THE REQUEST =>
Gather all lines containing the string "Mittel" and copy them out.
"""
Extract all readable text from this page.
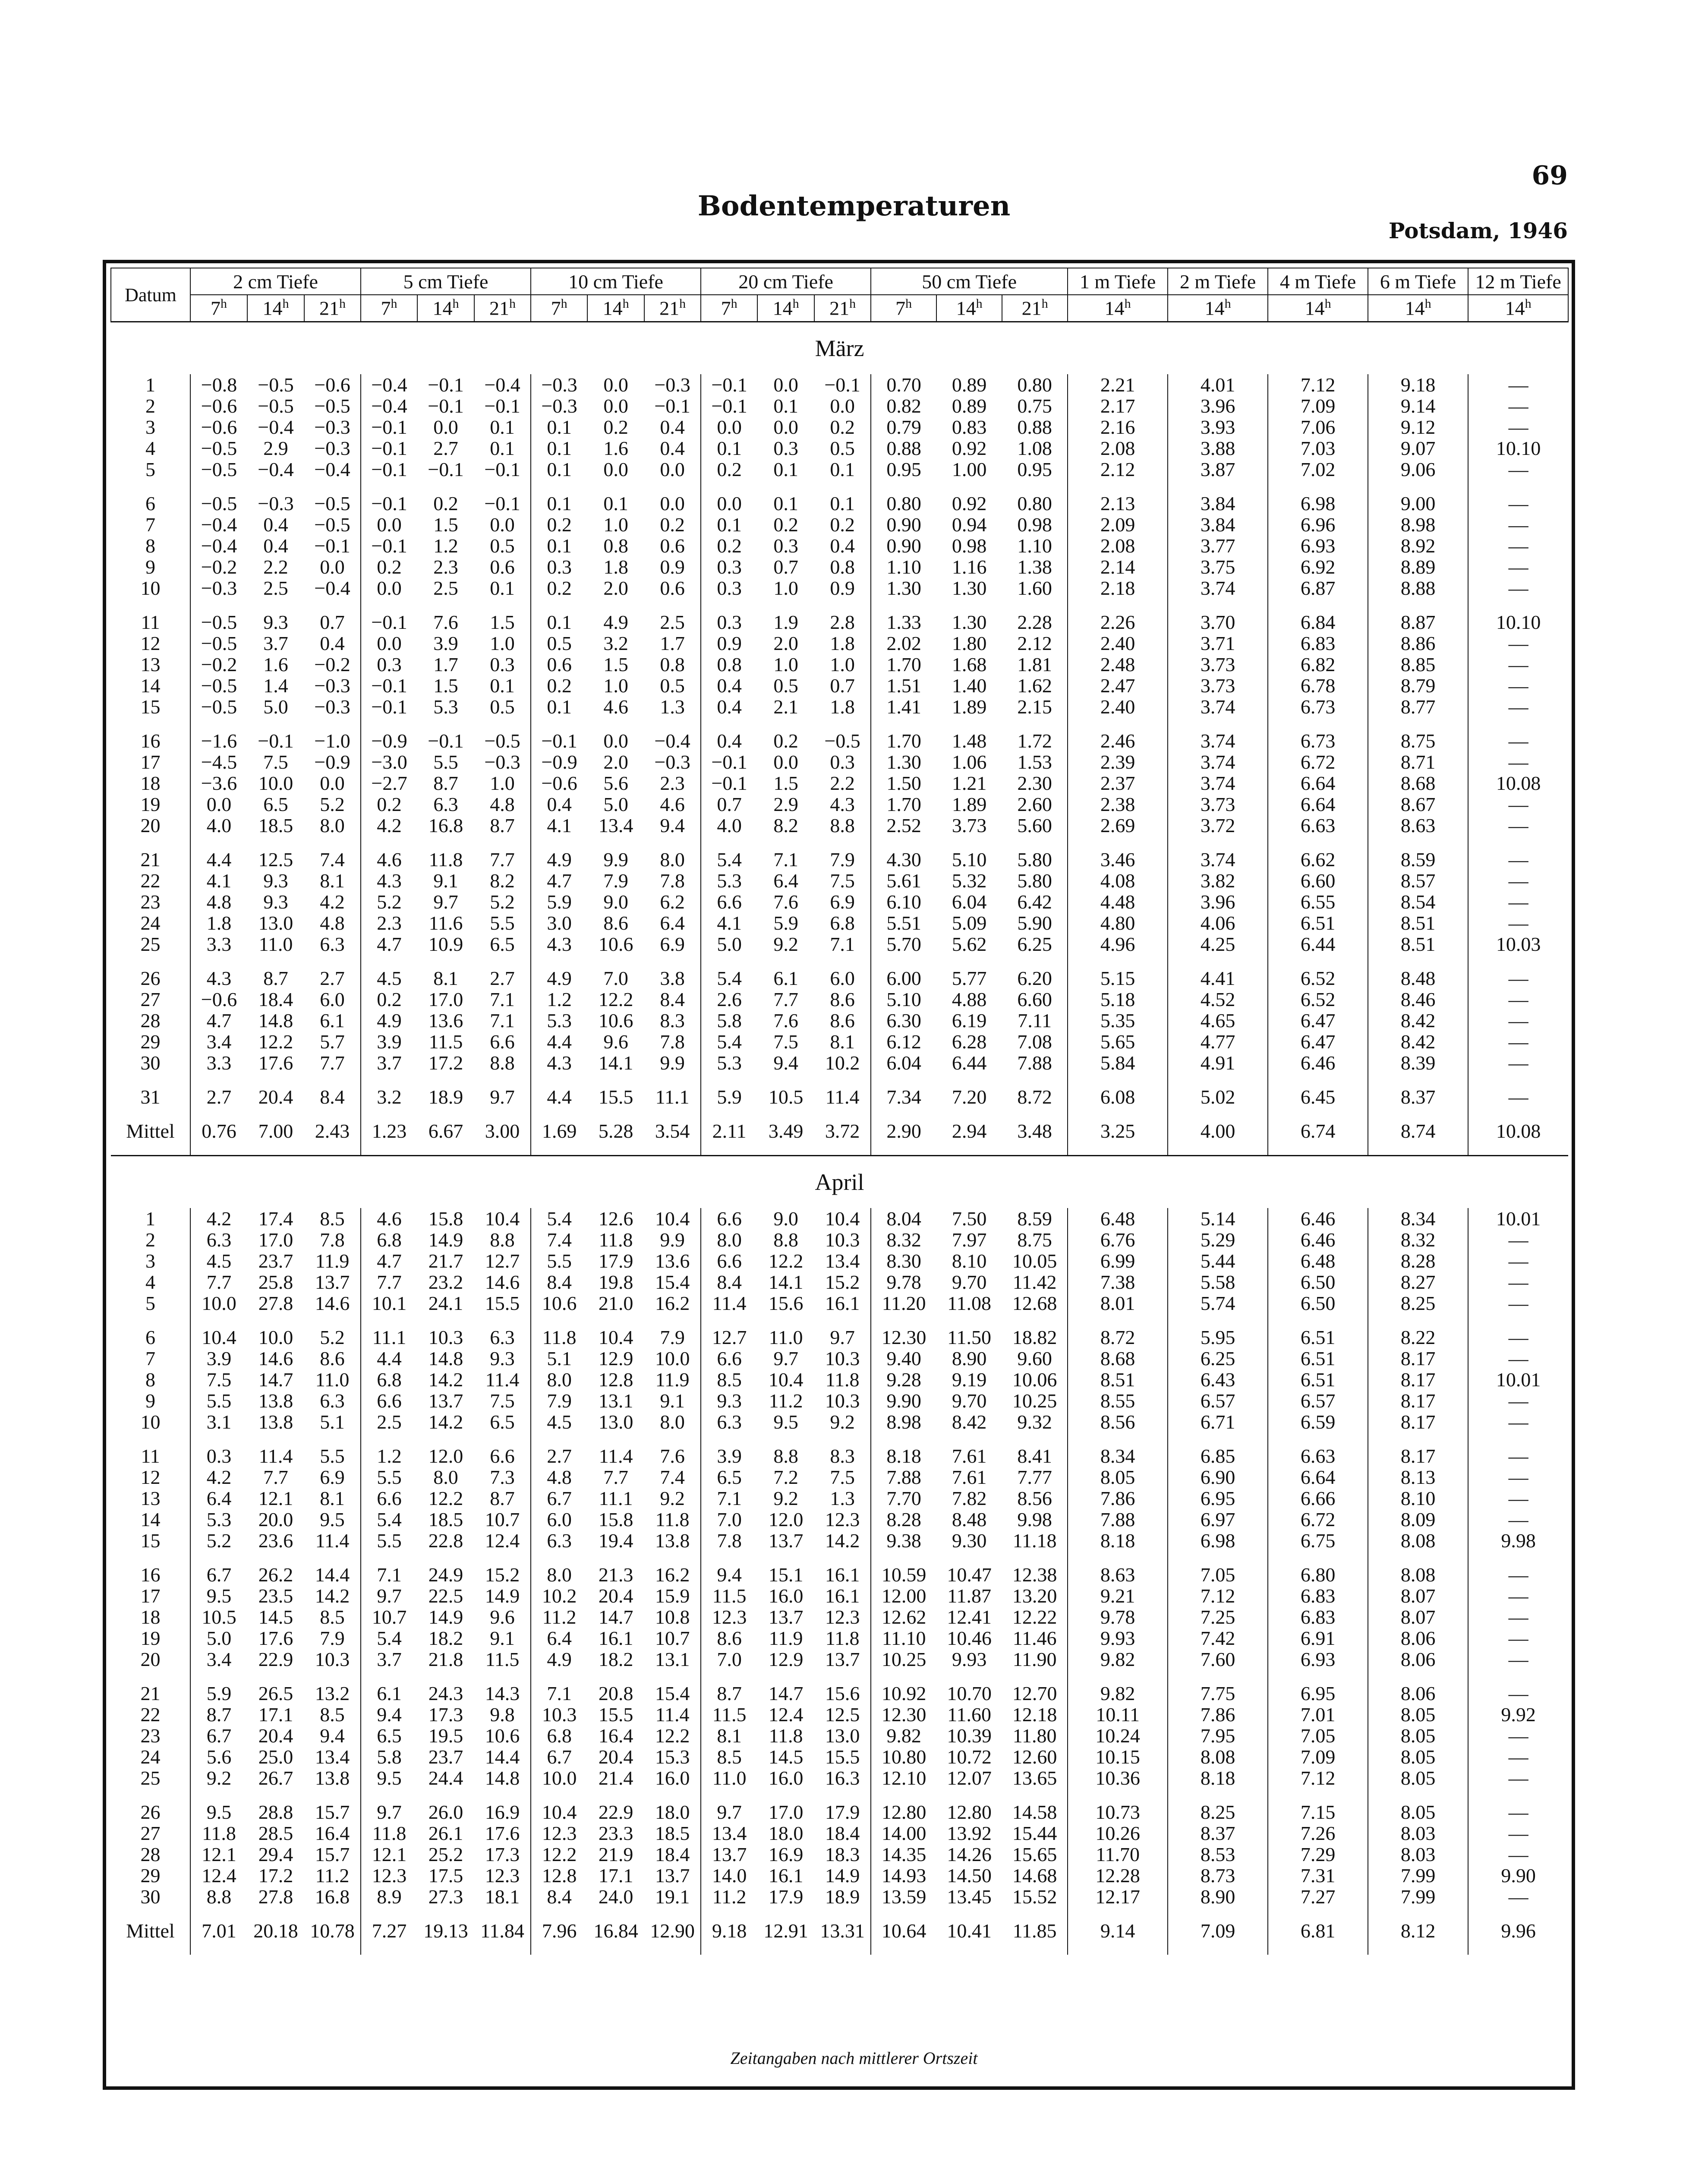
Bodentemperaturen
69
Potsdam, 1946
Datum	2 cm Tiefe			5 cm Tiefe			10 cm Tiefe			20 cm Tiefe			50 cm Tiefe			1 m Tiefe	2 m Tiefe	4 m Tiefe	6 m Tiefe	12 m Tiefe
	7$^h$	14$^h$	21$^h$	7$^h$	14$^h$	21$^h$	7$^h$	14$^h$	21$^h$	7$^h$	14$^h$	21$^h$	7$^h$	14$^h$	21$^h$	14$^h$	14$^h$	14$^h$	14$^h$	14$^h$
März																				
1	−0.8	−0.5	−0.6	−0.4	−0.1	−0.4	−0.3	0.0	−0.3	−0.1	0.0	−0.1	0.70	0.89	0.80	2.21	4.01	7.12	9.18	—
2	−0.6	−0.5	−0.5	−0.4	−0.1	−0.1	−0.3	0.0	−0.1	−0.1	0.1	0.0	0.82	0.89	0.75	2.17	3.96	7.09	9.14	—
3	−0.6	−0.4	−0.3	−0.1	0.0	0.1	0.1	0.2	0.4	0.0	0.0	0.2	0.79	0.83	0.88	2.16	3.93	7.06	9.12	—
4	−0.5	2.9	−0.3	−0.1	2.7	0.1	0.1	1.6	0.4	0.1	0.3	0.5	0.88	0.92	1.08	2.08	3.88	7.03	9.07	10.10
5	−0.5	−0.4	−0.4	−0.1	−0.1	−0.1	0.1	0.0	0.0	0.2	0.1	0.1	0.95	1.00	0.95	2.12	3.87	7.02	9.06	—

6	−0.5	−0.3	−0.5	−0.1	0.2	−0.1	0.1	0.1	0.0	0.0	0.1	0.1	0.80	0.92	0.80	2.13	3.84	6.98	9.00	—
7	−0.4	0.4	−0.5	0.0	1.5	0.0	0.2	1.0	0.2	0.1	0.2	0.2	0.90	0.94	0.98	2.09	3.84	6.96	8.98	—
8	−0.4	0.4	−0.1	−0.1	1.2	0.5	0.1	0.8	0.6	0.2	0.3	0.4	0.90	0.98	1.10	2.08	3.77	6.93	8.92	—
9	−0.2	2.2	0.0	0.2	2.3	0.6	0.3	1.8	0.9	0.3	0.7	0.8	1.10	1.16	1.38	2.14	3.75	6.92	8.89	—
10	−0.3	2.5	−0.4	0.0	2.5	0.1	0.2	2.0	0.6	0.3	1.0	0.9	1.30	1.30	1.60	2.18	3.74	6.87	8.88	—

11	−0.5	9.3	0.7	−0.1	7.6	1.5	0.1	4.9	2.5	0.3	1.9	2.8	1.33	1.30	2.28	2.26	3.70	6.84	8.87	10.10
12	−0.5	3.7	0.4	0.0	3.9	1.0	0.5	3.2	1.7	0.9	2.0	1.8	2.02	1.80	2.12	2.40	3.71	6.83	8.86	—
13	−0.2	1.6	−0.2	0.3	1.7	0.3	0.6	1.5	0.8	0.8	1.0	1.0	1.70	1.68	1.81	2.48	3.73	6.82	8.85	—
14	−0.5	1.4	−0.3	−0.1	1.5	0.1	0.2	1.0	0.5	0.4	0.5	0.7	1.51	1.40	1.62	2.47	3.73	6.78	8.79	—
15	−0.5	5.0	−0.3	−0.1	5.3	0.5	0.1	4.6	1.3	0.4	2.1	1.8	1.41	1.89	2.15	2.40	3.74	6.73	8.77	—

16	−1.6	−0.1	−1.0	−0.9	−0.1	−0.5	−0.1	0.0	−0.4	0.4	0.2	−0.5	1.70	1.48	1.72	2.46	3.74	6.73	8.75	—
17	−4.5	7.5	−0.9	−3.0	5.5	−0.3	−0.9	2.0	−0.3	−0.1	0.0	0.3	1.30	1.06	1.53	2.39	3.74	6.72	8.71	—
18	−3.6	10.0	0.0	−2.7	8.7	1.0	−0.6	5.6	2.3	−0.1	1.5	2.2	1.50	1.21	2.30	2.37	3.74	6.64	8.68	10.08
19	0.0	6.5	5.2	0.2	6.3	4.8	0.4	5.0	4.6	0.7	2.9	4.3	1.70	1.89	2.60	2.38	3.73	6.64	8.67	—
20	4.0	18.5	8.0	4.2	16.8	8.7	4.1	13.4	9.4	4.0	8.2	8.8	2.52	3.73	5.60	2.69	3.72	6.63	8.63	—

21	4.4	12.5	7.4	4.6	11.8	7.7	4.9	9.9	8.0	5.4	7.1	7.9	4.30	5.10	5.80	3.46	3.74	6.62	8.59	—
22	4.1	9.3	8.1	4.3	9.1	8.2	4.7	7.9	7.8	5.3	6.4	7.5	5.61	5.32	5.80	4.08	3.82	6.60	8.57	—
23	4.8	9.3	4.2	5.2	9.7	5.2	5.9	9.0	6.2	6.6	7.6	6.9	6.10	6.04	6.42	4.48	3.96	6.55	8.54	—
24	1.8	13.0	4.8	2.3	11.6	5.5	3.0	8.6	6.4	4.1	5.9	6.8	5.51	5.09	5.90	4.80	4.06	6.51	8.51	—
25	3.3	11.0	6.3	4.7	10.9	6.5	4.3	10.6	6.9	5.0	9.2	7.1	5.70	5.62	6.25	4.96	4.25	6.44	8.51	10.03

26	4.3	8.7	2.7	4.5	8.1	2.7	4.9	7.0	3.8	5.4	6.1	6.0	6.00	5.77	6.20	5.15	4.41	6.52	8.48	—
27	−0.6	18.4	6.0	0.2	17.0	7.1	1.2	12.2	8.4	2.6	7.7	8.6	5.10	4.88	6.60	5.18	4.52	6.52	8.46	—
28	4.7	14.8	6.1	4.9	13.6	7.1	5.3	10.6	8.3	5.8	7.6	8.6	6.30	6.19	7.11	5.35	4.65	6.47	8.42	—
29	3.4	12.2	5.7	3.9	11.5	6.6	4.4	9.6	7.8	5.4	7.5	8.1	6.12	6.28	7.08	5.65	4.77	6.47	8.42	—
30	3.3	17.6	7.7	3.7	17.2	8.8	4.3	14.1	9.9	5.3	9.4	10.2	6.04	6.44	7.88	5.84	4.91	6.46	8.39	—

31	2.7	20.4	8.4	3.2	18.9	9.7	4.4	15.5	11.1	5.9	10.5	11.4	7.34	7.20	8.72	6.08	5.02	6.45	8.37	—
Mittel	0.76	7.00	2.43	1.23	6.67	3.00	1.69	5.28	3.54	2.11	3.49	3.72	2.90	2.94	3.48	3.25	4.00	6.74	8.74	10.08
April																				
1	4.2	17.4	8.5	4.6	15.8	10.4	5.4	12.6	10.4	6.6	9.0	10.4	8.04	7.50	8.59	6.48	5.14	6.46	8.34	10.01
2	6.3	17.0	7.8	6.8	14.9	8.8	7.4	11.8	9.9	8.0	8.8	10.3	8.32	7.97	8.75	6.76	5.29	6.46	8.32	—
3	4.5	23.7	11.9	4.7	21.7	12.7	5.5	17.9	13.6	6.6	12.2	13.4	8.30	8.10	10.05	6.99	5.44	6.48	8.28	—
4	7.7	25.8	13.7	7.7	23.2	14.6	8.4	19.8	15.4	8.4	14.1	15.2	9.78	9.70	11.42	7.38	5.58	6.50	8.27	—
5	10.0	27.8	14.6	10.1	24.1	15.5	10.6	21.0	16.2	11.4	15.6	16.1	11.20	11.08	12.68	8.01	5.74	6.50	8.25	—

6	10.4	10.0	5.2	11.1	10.3	6.3	11.8	10.4	7.9	12.7	11.0	9.7	12.30	11.50	18.82	8.72	5.95	6.51	8.22	—
7	3.9	14.6	8.6	4.4	14.8	9.3	5.1	12.9	10.0	6.6	9.7	10.3	9.40	8.90	9.60	8.68	6.25	6.51	8.17	—
8	7.5	14.7	11.0	6.8	14.2	11.4	8.0	12.8	11.9	8.5	10.4	11.8	9.28	9.19	10.06	8.51	6.43	6.51	8.17	10.01
9	5.5	13.8	6.3	6.6	13.7	7.5	7.9	13.1	9.1	9.3	11.2	10.3	9.90	9.70	10.25	8.55	6.57	6.57	8.17	—
10	3.1	13.8	5.1	2.5	14.2	6.5	4.5	13.0	8.0	6.3	9.5	9.2	8.98	8.42	9.32	8.56	6.71	6.59	8.17	—

11	0.3	11.4	5.5	1.2	12.0	6.6	2.7	11.4	7.6	3.9	8.8	8.3	8.18	7.61	8.41	8.34	6.85	6.63	8.17	—
12	4.2	7.7	6.9	5.5	8.0	7.3	4.8	7.7	7.4	6.5	7.2	7.5	7.88	7.61	7.77	8.05	6.90	6.64	8.13	—
13	6.4	12.1	8.1	6.6	12.2	8.7	6.7	11.1	9.2	7.1	9.2	1.3	7.70	7.82	8.56	7.86	6.95	6.66	8.10	—
14	5.3	20.0	9.5	5.4	18.5	10.7	6.0	15.8	11.8	7.0	12.0	12.3	8.28	8.48	9.98	7.88	6.97	6.72	8.09	—
15	5.2	23.6	11.4	5.5	22.8	12.4	6.3	19.4	13.8	7.8	13.7	14.2	9.38	9.30	11.18	8.18	6.98	6.75	8.08	9.98

16	6.7	26.2	14.4	7.1	24.9	15.2	8.0	21.3	16.2	9.4	15.1	16.1	10.59	10.47	12.38	8.63	7.05	6.80	8.08	—
17	9.5	23.5	14.2	9.7	22.5	14.9	10.2	20.4	15.9	11.5	16.0	16.1	12.00	11.87	13.20	9.21	7.12	6.83	8.07	—
18	10.5	14.5	8.5	10.7	14.9	9.6	11.2	14.7	10.8	12.3	13.7	12.3	12.62	12.41	12.22	9.78	7.25	6.83	8.07	—
19	5.0	17.6	7.9	5.4	18.2	9.1	6.4	16.1	10.7	8.6	11.9	11.8	11.10	10.46	11.46	9.93	7.42	6.91	8.06	—
20	3.4	22.9	10.3	3.7	21.8	11.5	4.9	18.2	13.1	7.0	12.9	13.7	10.25	9.93	11.90	9.82	7.60	6.93	8.06	—

21	5.9	26.5	13.2	6.1	24.3	14.3	7.1	20.8	15.4	8.7	14.7	15.6	10.92	10.70	12.70	9.82	7.75	6.95	8.06	—
22	8.7	17.1	8.5	9.4	17.3	9.8	10.3	15.5	11.4	11.5	12.4	12.5	12.30	11.60	12.18	10.11	7.86	7.01	8.05	9.92
23	6.7	20.4	9.4	6.5	19.5	10.6	6.8	16.4	12.2	8.1	11.8	13.0	9.82	10.39	11.80	10.24	7.95	7.05	8.05	—
24	5.6	25.0	13.4	5.8	23.7	14.4	6.7	20.4	15.3	8.5	14.5	15.5	10.80	10.72	12.60	10.15	8.08	7.09	8.05	—
25	9.2	26.7	13.8	9.5	24.4	14.8	10.0	21.4	16.0	11.0	16.0	16.3	12.10	12.07	13.65	10.36	8.18	7.12	8.05	—

26	9.5	28.8	15.7	9.7	26.0	16.9	10.4	22.9	18.0	9.7	17.0	17.9	12.80	12.80	14.58	10.73	8.25	7.15	8.05	—
27	11.8	28.5	16.4	11.8	26.1	17.6	12.3	23.3	18.5	13.4	18.0	18.4	14.00	13.92	15.44	10.26	8.37	7.26	8.03	—
28	12.1	29.4	15.7	12.1	25.2	17.3	12.2	21.9	18.4	13.7	16.9	18.3	14.35	14.26	15.65	11.70	8.53	7.29	8.03	—
29	12.4	17.2	11.2	12.3	17.5	12.3	12.8	17.1	13.7	14.0	16.1	14.9	14.93	14.50	14.68	12.28	8.73	7.31	7.99	9.90
30	8.8	27.8	16.8	8.9	27.3	18.1	8.4	24.0	19.1	11.2	17.9	18.9	13.59	13.45	15.52	12.17	8.90	7.27	7.99	—
Mittel	7.01	20.18	10.78	7.27	19.13	11.84	7.96	16.84	12.90	9.18	12.91	13.31	10.64	10.41	11.85	9.14	7.09	6.81	8.12	9.96
Zeitangaben nach mittlerer Ortszeit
"""
RESPONSE =>
Mittel	0.76	7.00	2.43	1.23	6.67	3.00	1.69	5.28	3.54	2.11	3.49	3.72	2.90	2.94	3.48	3.25	4.00	6.74	8.74	10.08
Mittel	7.01	20.18	10.78	7.27	19.13	11.84	7.96	16.84	12.90	9.18	12.91	13.31	10.64	10.41	11.85	9.14	7.09	6.81	8.12	9.96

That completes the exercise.